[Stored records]
------
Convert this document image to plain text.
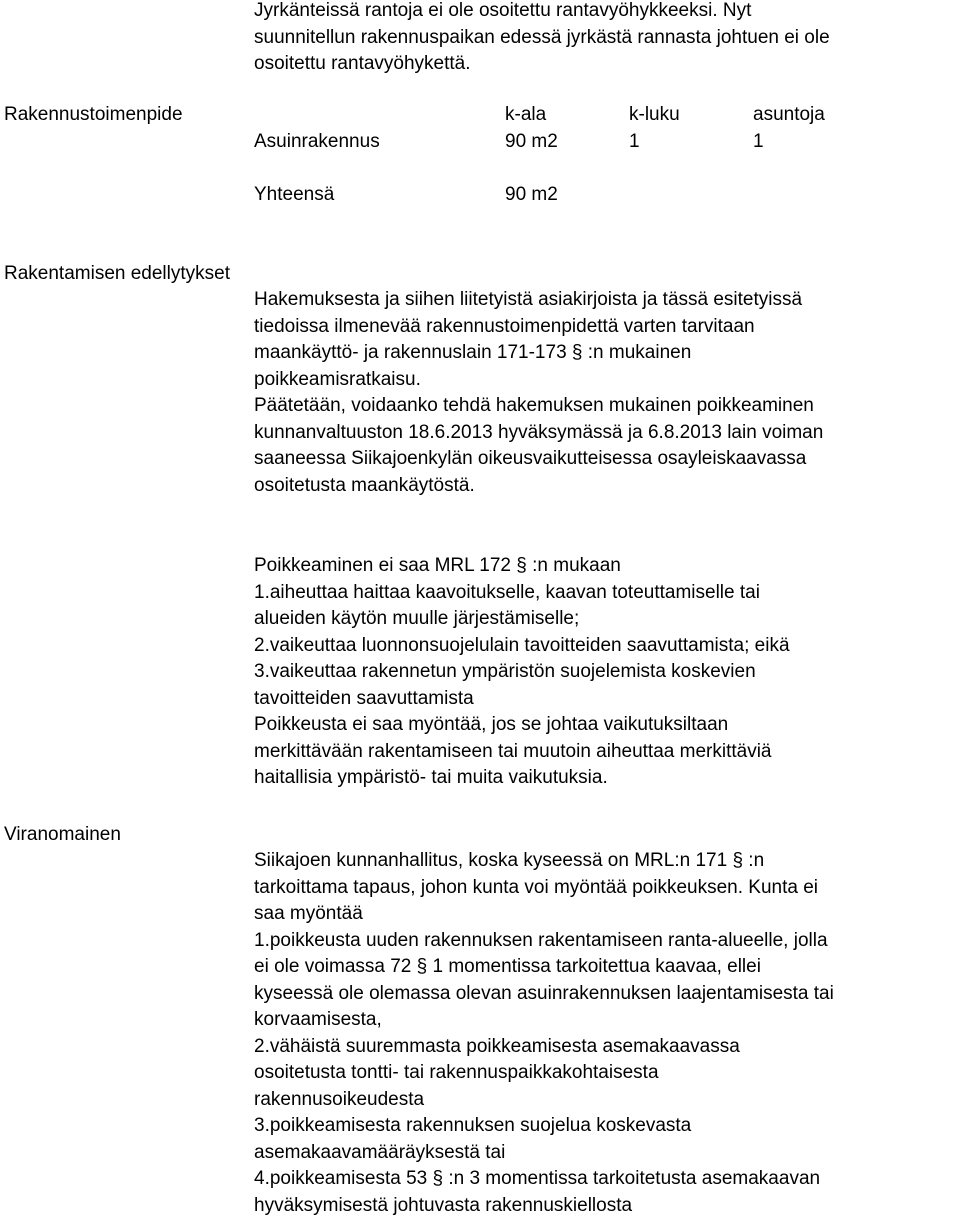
Jyrkänteissä rantoja ei ole osoitettu rantavyöhykkeeksi. Nyt
suunnitellun rakennuspaikan edessä jyrkästä rannasta johtuen ei ole
osoitettu rantavyöhykettä.
Rakennustoimenpide	k-ala	k-luku	asuntoja
Asuinrakennus	90 m2	1	1
Yhteensä	90 m2
Rakentamisen edellytykset
Hakemuksesta ja siihen liitetyistä asiakirjoista ja tässä esitetyissä
tiedoissa ilmenevää rakennustoimenpidettä varten tarvitaan
maankäyttö- ja rakennuslain 171-173 § :n mukainen
poikkeamisratkaisu.
Päätetään, voidaanko tehdä hakemuksen mukainen poikkeaminen
kunnanvaltuuston 18.6.2013 hyväksymässä ja 6.8.2013 lain voiman
saaneessa Siikajoenkylän oikeusvaikutteisessa osayleiskaavassa
osoitetusta maankäytöstä.
Poikkeaminen ei saa MRL 172 § :n mukaan
1.aiheuttaa haittaa kaavoitukselle, kaavan toteuttamiselle tai
alueiden käytön muulle järjestämiselle;
2.vaikeuttaa luonnonsuojelulain tavoitteiden saavuttamista; eikä
3.vaikeuttaa rakennetun ympäristön suojelemista koskevien
tavoitteiden saavuttamista
Poikkeusta ei saa myöntää, jos se johtaa vaikutuksiltaan
merkittävään rakentamiseen tai muutoin aiheuttaa merkittäviä
haitallisia ympäristö- tai muita vaikutuksia.
Viranomainen
Siikajoen kunnanhallitus, koska kyseessä on MRL:n 171 § :n
tarkoittama tapaus, johon kunta voi myöntää poikkeuksen. Kunta ei
saa myöntää
1.poikkeusta uuden rakennuksen rakentamiseen ranta-alueelle, jolla
ei ole voimassa 72 § 1 momentissa tarkoitettua kaavaa, ellei
kyseessä ole olemassa olevan asuinrakennuksen laajentamisesta tai
korvaamisesta,
2.vähäistä suuremmasta poikkeamisesta asemakaavassa
osoitetusta tontti- tai rakennuspaikkakohtaisesta
rakennusoikeudesta
3.poikkeamisesta rakennuksen suojelua koskevasta
asemakaavamääräyksestä tai
4.poikkeamisesta 53 § :n 3 momentissa tarkoitetusta asemakaavan
hyväksymisestä johtuvasta rakennuskiellosta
------
_STATED TASK_.
Using the records above, gather all lines where the string "poikkeamisesta" is present.

_REPLY TO THE TASK_.
2.vähäistä suuremmasta poikkeamisesta asemakaavassa
3.poikkeamisesta rakennuksen suojelua koskevasta
4.poikkeamisesta 53 § :n 3 momentissa tarkoitetusta asemakaavan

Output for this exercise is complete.